Apply what you read -
A) In the stock market commentary, which investing legend is named as sounding the alarm about tech stocks?
B) Write the next part of the stock market commentary, starting after its final sentence.

Document excerpt Block Start

Regardless of the company-specific reasons for that rapid stock price appreciation, tech stocks as a whole are reaching lofty heights with investing legends like Warren Buffet sounding the alarm. At the same time, you have weekend warriors over at Robinhood buying bankrupt stocks, and then filing complaints when they find out how the bankruptcy process actually works.

Credit: Yahoo Finance

Is anyone surprised that the generation that doesn’t understand interest rates, also doesn’t understand risk? In light of what’s happening with “the rona,” many are at a loss for words as to why tech stocks are soaring across the board and the markets continue to set new highs. (Some tech stocks are obviously benefiting from the pandemic, but that’s not what we’re talking about here.)

The nice thing about buying quality dividend growth investing stocks is that they rarely become heavily discounted. As for tech stocks, they’ll drop like a rock if calamity afflicts the markets. That’s when you want to have some dry powder. Consequently, the longer it takes you to accumulate a position, the more likelihood you might see a dip in the stock price which could represent a good buying opportunity. For example, we recently pulled the trigger and opened a position in a data science stock that fell -40% when they revised guidance due to the rona.

Document excerpt Block End
Source material Block Start

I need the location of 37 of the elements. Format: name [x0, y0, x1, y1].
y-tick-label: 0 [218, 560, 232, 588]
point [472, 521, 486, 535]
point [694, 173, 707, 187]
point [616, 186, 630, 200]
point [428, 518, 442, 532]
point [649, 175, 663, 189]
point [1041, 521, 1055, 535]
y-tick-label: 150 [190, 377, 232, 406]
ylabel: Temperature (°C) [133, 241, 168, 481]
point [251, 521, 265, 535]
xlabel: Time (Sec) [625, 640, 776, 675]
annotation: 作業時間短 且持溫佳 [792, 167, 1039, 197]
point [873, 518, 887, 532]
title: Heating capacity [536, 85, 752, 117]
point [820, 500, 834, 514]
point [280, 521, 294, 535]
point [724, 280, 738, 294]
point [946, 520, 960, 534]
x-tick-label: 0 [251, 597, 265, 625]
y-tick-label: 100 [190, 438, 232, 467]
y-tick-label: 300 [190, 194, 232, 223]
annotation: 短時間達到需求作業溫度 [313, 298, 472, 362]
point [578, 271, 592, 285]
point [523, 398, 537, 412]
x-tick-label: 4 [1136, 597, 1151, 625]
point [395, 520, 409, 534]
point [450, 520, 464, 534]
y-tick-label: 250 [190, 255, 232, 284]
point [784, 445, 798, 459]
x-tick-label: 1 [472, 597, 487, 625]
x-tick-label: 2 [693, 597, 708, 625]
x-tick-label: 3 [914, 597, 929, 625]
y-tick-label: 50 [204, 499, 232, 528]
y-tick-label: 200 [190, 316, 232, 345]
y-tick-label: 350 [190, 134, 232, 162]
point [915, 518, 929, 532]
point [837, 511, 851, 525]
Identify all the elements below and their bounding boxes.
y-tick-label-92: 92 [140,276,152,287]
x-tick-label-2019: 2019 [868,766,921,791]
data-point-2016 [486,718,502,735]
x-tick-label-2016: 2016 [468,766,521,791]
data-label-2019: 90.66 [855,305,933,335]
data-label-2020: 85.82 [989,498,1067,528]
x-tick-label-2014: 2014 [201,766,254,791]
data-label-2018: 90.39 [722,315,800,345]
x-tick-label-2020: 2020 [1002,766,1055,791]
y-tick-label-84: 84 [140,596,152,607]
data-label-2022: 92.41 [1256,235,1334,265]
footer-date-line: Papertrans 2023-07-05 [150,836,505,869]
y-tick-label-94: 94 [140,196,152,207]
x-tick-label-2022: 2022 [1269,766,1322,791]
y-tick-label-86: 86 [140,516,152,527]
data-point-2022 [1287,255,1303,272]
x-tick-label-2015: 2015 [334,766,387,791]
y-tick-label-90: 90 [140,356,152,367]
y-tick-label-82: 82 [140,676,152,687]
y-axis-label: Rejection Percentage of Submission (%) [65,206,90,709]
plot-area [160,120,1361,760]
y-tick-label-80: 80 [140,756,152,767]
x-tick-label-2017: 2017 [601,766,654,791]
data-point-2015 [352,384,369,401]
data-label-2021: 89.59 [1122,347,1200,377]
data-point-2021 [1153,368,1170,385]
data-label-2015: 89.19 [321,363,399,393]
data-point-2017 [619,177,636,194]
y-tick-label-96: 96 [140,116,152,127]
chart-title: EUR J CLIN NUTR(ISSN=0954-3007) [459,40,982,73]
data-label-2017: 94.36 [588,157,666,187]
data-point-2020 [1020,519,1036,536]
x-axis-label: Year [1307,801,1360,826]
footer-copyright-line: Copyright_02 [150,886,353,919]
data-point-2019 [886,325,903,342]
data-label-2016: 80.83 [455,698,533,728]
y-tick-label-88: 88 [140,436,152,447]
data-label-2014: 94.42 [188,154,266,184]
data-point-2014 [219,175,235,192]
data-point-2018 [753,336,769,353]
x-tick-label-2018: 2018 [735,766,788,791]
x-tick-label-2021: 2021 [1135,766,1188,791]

Source material Block End

Per-task answers -
A) Warren Buffet.

B)
Since there are no brokerage fees anymore, you could just buy one share of Square every month. If a dip happens, then add to your position. Sure, that’s speculating, but remember that you’re only a buyer. You plan to hold this company for at least half a decade or more. The sort of disruption that results in exponential returns takes time.


Square is one of those companies you want to own, but don’t want to climb on board after the stock price goes up +300% in 154 days. At the same time, that’s what we thought when we were buying NVIDIA at double-digit prices. Seems cheap now, but it didn’t seem so back then.

If you see Square as a viable long-term investment, just start dollar-cost-averaging your way into a position. Pick a fixed day of the month, then buy a small fraction of your position on that day every month. As we said earlier, you’re going to experience some happiness regardless of what the market ends up doing. Just be sure it’s part of a well-diversified portfolio. Rare is the investor who “triples the market” by putting all their eggs in one basket.

We sold our Global X Fintech ETF holding and used the proceeds to purchase a legaltech stock with a 70% market share. A $50 billion opportunity awaits, and they've only achieved about 3% penetration – plenty of room to run. Become a Nanalyze Premium annual subscriber and we'll show you our entire portfolio of more than 30 tech stocks.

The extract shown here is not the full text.